TASK DETAILS.
For the data below, report only the number of lines containing the string "color".

DATA FOR THE TASK.
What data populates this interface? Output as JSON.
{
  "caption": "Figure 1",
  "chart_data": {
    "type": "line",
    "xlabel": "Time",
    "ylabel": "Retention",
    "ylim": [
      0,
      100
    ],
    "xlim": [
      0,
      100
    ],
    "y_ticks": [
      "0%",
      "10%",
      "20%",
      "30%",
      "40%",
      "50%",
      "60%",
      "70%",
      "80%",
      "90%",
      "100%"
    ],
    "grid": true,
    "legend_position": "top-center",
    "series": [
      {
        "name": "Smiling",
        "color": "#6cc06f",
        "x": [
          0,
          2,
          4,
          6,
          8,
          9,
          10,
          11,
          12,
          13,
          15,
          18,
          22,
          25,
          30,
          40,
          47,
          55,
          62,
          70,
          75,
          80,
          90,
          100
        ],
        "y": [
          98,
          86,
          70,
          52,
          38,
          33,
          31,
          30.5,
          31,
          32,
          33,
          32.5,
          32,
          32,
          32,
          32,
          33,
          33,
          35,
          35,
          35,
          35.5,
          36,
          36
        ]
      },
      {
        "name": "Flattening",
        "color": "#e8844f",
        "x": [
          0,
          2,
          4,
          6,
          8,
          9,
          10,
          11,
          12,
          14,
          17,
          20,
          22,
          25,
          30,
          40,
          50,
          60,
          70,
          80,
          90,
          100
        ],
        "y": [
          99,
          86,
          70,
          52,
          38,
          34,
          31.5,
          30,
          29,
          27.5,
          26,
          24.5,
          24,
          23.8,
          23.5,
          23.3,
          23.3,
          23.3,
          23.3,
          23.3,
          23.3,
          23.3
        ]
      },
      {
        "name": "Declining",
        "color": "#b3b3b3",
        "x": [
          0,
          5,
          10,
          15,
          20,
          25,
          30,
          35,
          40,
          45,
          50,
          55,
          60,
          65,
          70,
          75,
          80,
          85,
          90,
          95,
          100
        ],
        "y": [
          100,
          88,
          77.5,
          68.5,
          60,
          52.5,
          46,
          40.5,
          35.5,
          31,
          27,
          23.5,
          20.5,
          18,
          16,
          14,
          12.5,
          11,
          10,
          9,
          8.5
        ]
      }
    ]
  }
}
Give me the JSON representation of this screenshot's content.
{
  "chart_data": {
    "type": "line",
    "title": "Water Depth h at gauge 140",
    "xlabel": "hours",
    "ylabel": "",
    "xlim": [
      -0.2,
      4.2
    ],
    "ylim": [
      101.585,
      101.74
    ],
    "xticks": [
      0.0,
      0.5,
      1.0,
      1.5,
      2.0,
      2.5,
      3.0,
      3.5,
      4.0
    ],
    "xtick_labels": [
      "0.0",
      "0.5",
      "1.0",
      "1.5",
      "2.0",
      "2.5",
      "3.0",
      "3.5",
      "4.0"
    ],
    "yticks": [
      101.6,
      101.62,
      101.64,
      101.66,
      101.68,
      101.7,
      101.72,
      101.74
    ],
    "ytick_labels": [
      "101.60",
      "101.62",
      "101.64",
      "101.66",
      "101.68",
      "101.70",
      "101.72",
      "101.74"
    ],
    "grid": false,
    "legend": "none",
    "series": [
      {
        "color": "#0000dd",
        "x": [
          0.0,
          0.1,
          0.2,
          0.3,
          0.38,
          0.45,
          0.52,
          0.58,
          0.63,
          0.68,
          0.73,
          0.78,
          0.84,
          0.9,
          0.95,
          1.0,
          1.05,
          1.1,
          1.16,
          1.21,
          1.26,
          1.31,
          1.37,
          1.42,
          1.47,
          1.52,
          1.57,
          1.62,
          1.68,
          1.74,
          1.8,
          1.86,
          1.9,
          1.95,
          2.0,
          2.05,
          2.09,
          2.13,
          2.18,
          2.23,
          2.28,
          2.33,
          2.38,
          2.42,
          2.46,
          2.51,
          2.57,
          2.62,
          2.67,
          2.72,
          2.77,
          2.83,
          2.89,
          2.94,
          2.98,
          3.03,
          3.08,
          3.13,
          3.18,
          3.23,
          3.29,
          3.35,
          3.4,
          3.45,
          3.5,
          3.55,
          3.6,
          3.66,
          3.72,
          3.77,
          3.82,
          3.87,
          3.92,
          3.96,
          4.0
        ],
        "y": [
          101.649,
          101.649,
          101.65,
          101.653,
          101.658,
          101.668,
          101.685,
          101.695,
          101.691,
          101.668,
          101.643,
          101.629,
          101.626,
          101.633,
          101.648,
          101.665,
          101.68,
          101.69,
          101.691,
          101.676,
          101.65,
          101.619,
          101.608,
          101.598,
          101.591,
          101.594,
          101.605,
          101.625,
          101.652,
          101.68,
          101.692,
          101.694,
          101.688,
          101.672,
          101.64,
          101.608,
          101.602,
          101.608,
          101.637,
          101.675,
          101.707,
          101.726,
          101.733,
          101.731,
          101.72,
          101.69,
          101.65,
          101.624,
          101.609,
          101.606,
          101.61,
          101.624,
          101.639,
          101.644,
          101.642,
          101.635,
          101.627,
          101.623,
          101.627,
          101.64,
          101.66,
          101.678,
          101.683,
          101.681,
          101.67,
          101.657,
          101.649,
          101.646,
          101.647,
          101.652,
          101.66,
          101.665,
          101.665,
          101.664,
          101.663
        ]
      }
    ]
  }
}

SOLUTION BELOW.
4